### 文本摘录
----------

不过,不管是城市还是农村,最近三十年的国庆节,对于所有男性来说,有一个视觉大戏每隔几年就要上演一次。那就是国庆阅兵。它见证了我们的国家从弱变强,从量的积累到质的飞跃。
那碗鸭血粉丝汤
文/张翼 (机动部 记者)
有些事物,看起来是完全风马牛不相及的,比如,鸭血粉丝汤和国庆节。
有些事物,联系起来之后又会发现其实是有千丝万缕关系的,比如,鸭血粉丝汤和国庆节。
大西路上的一条巷子里,有一家鸭血粉丝店,巷子很老,小店也很老,甚至已经老到没有店名,只有墙上依稀可辨的几个字以及时不时传来的阵阵香味,能让人知道这家店的存在。
问起小店的历史,年迈的店主想了许久:“有二十年了吧。”显然,小店的年龄已和屋顶上变了颜色的瓦片一样,早已无从考究。
国庆节是个举国欢庆的日子,但对于孩提时代的我来说,那时的国庆节就是一碗喷香扑鼻的鸭血粉丝汤。
父亲由于工作繁忙,很少陪我玩,因此每每到了国庆节,都要带我去大西路“补偿”一下——吃一碗鸭血粉丝汤。当年的味道早已不记得,只记得摊主端出冒着热气的鸭血粉丝汤时,那个伸长了脖子、咽着口水的自己。
在国庆节期间用一碗鸭血粉丝汤“慰劳”自己,成了我这些年的生活习惯。
国庆节每年都有,生活也在不知不觉中越过越好,私家车,智能手机,等等,等等。
鸭血粉丝汤也在进步。
正如大西路上那家鸭血粉丝店主所说,“以前哪像现在有这么多种吃的,无非就是一日三餐,小吃的品种也很少,最早的时候其实是没有鸭血粉丝汤的,它的雏形是回卤干,后来人的生活水平高了,就加进去一些粉丝,再后来回卤干又慢慢进化成了现在的鸭血。”
从一开始用料及口味都很单一的回卤干,到如今添加各种辅料、口味多变的鸭血粉丝汤。诚然,与飞速发展的数字化时代或是不断升级的城市规模相比,鸭血粉丝汤的这种变化微不足道,甚至可以忽略不计。它没有直观的数据统计,也没有振奋人心的捷报频传,仅仅是多了些辅料,多了点口味,但却如同穿在华服里那件贴身的棉袄,虽无炫目色彩,却有实在温暖。
每年的国庆节,我依旧会去老街吃一碗鸭血粉丝汤。
我想,或许我念念不忘的并不是鸭血粉丝汤,而是那种浸入骨子里、走到哪里都不会改变的生活传统和习惯。就像我们每个人对于国庆节的那种特殊情结。
这种情结,根深蒂固;这种情结,无可替代。

----------

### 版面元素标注
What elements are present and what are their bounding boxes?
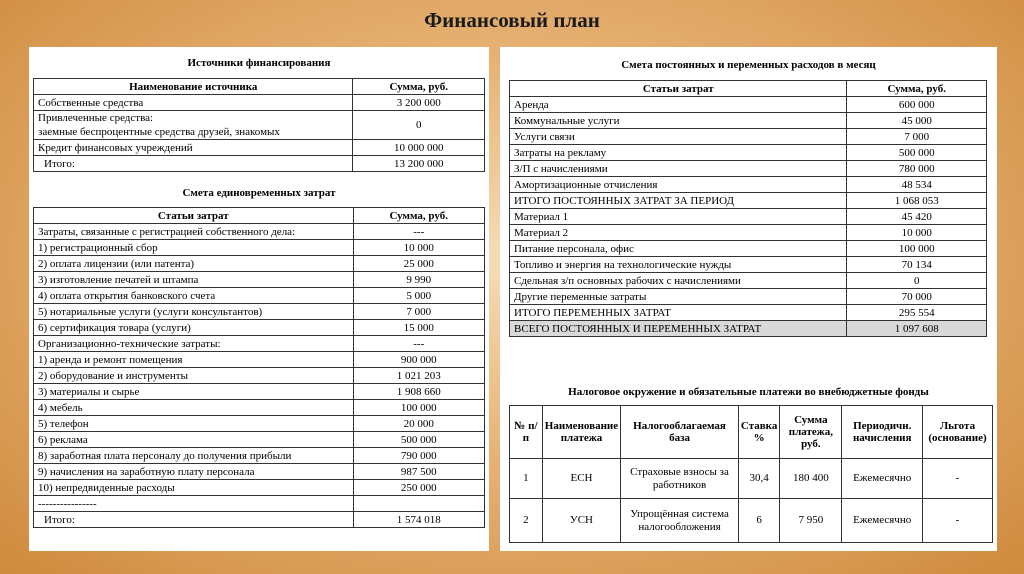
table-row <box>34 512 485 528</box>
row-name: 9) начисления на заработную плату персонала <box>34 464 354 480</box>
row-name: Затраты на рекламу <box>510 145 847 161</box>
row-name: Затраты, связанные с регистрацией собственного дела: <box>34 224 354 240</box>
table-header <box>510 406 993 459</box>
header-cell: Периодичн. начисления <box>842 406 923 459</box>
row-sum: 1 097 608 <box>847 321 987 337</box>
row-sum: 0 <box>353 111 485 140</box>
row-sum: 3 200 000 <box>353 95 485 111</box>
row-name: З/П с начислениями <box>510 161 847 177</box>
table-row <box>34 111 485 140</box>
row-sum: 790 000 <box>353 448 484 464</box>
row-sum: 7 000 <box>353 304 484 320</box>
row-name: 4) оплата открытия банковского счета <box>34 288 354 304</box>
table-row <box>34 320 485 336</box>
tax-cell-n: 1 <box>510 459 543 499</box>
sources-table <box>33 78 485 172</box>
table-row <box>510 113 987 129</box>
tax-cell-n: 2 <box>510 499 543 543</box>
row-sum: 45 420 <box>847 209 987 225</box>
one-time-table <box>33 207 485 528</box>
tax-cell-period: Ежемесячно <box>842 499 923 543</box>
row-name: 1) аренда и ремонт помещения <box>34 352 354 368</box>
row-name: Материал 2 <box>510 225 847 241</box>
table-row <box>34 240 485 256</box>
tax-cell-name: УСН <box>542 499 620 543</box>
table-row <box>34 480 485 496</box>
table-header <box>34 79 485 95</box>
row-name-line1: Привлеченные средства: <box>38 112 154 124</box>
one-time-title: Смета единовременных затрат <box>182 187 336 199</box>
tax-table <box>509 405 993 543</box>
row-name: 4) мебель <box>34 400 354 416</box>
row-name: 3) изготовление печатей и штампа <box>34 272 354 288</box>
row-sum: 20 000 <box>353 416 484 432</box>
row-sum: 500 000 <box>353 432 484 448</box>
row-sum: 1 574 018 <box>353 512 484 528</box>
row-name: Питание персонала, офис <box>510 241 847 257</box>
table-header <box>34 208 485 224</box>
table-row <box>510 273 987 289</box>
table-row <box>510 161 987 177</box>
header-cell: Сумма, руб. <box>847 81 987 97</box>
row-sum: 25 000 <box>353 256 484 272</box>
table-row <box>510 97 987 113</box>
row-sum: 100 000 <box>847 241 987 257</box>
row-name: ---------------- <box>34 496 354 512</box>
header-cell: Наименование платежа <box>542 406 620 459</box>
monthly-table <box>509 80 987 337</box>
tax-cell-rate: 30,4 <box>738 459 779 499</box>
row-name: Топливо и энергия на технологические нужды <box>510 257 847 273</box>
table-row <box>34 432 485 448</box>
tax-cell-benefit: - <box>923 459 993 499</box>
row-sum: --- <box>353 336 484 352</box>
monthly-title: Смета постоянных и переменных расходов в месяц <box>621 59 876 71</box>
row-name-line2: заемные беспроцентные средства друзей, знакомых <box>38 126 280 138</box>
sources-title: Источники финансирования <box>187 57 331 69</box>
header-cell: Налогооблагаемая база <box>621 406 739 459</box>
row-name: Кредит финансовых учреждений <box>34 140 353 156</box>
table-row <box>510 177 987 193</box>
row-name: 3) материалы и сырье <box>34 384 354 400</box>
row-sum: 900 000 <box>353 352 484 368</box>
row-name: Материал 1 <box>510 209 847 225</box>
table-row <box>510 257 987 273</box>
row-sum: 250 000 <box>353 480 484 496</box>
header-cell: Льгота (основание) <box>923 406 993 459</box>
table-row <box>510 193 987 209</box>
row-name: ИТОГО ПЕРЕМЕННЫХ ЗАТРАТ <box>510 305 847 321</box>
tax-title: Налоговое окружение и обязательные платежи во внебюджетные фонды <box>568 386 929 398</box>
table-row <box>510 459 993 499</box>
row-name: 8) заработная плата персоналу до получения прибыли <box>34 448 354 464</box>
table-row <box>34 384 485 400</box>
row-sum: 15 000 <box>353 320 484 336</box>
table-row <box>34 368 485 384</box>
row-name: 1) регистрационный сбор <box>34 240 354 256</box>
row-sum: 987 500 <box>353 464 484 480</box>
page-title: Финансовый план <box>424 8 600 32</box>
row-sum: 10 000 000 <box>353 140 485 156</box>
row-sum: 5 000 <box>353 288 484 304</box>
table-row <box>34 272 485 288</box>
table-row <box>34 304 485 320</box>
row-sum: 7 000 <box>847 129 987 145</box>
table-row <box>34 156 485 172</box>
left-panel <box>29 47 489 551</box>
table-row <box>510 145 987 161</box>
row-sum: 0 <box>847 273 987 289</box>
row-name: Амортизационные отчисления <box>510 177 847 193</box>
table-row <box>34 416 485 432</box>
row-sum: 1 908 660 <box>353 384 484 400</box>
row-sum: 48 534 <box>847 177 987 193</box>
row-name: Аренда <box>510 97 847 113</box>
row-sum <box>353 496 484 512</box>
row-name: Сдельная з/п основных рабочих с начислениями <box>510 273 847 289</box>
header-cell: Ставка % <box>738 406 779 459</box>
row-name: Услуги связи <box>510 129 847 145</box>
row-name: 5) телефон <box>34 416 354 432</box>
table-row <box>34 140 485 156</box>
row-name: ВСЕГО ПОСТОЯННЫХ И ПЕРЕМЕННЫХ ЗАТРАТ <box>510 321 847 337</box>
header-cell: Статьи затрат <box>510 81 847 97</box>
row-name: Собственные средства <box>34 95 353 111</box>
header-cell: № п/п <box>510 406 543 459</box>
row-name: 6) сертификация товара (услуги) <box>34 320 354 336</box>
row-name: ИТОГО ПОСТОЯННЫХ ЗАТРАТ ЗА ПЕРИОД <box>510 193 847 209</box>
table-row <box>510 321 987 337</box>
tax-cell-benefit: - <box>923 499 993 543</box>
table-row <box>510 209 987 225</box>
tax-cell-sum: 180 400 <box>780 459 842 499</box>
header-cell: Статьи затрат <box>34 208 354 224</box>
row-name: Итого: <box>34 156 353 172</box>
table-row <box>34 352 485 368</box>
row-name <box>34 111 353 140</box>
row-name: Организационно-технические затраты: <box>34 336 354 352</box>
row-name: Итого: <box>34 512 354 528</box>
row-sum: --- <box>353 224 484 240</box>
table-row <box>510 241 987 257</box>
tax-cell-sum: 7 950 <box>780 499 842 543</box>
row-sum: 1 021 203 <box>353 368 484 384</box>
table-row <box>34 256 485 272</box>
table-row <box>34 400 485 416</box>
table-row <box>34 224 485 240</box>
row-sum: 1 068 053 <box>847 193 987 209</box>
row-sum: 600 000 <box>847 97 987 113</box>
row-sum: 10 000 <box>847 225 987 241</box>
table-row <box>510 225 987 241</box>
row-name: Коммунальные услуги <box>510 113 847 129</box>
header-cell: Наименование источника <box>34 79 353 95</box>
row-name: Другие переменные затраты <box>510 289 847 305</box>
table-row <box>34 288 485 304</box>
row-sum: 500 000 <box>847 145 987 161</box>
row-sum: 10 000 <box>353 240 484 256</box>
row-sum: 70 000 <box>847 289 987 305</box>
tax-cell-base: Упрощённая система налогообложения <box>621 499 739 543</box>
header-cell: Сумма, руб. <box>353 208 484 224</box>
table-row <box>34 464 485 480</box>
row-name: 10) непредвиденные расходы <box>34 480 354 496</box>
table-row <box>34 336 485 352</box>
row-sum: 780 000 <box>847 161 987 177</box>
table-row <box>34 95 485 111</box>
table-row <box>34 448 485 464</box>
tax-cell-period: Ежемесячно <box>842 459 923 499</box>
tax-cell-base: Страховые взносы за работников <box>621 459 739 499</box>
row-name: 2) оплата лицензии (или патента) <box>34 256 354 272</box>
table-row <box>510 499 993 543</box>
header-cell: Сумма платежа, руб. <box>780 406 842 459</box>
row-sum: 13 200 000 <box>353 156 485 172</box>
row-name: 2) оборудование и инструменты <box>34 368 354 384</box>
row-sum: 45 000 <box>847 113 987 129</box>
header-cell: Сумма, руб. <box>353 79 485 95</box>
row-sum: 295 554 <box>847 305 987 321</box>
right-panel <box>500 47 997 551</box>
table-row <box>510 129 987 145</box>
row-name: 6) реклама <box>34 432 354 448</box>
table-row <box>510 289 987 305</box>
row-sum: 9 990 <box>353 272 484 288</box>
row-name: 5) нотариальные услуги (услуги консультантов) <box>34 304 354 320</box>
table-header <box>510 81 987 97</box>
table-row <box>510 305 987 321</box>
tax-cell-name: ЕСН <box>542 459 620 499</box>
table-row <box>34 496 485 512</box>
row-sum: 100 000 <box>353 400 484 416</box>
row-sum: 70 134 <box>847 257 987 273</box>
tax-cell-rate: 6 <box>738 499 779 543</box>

----------

### 练习题
- 1) 按照鸭血粉丝汤这篇文章中店主的说法，依先后顺序写出这道小吃演变过程中出现的食材。
- 2) 在鸭血粉丝汤这篇文章里，店主认为大西路巷子里的那家小店开了多少年？

### 参考答案
- 1) 回卤干、粉丝、鸭血

- 2) 大约二十年。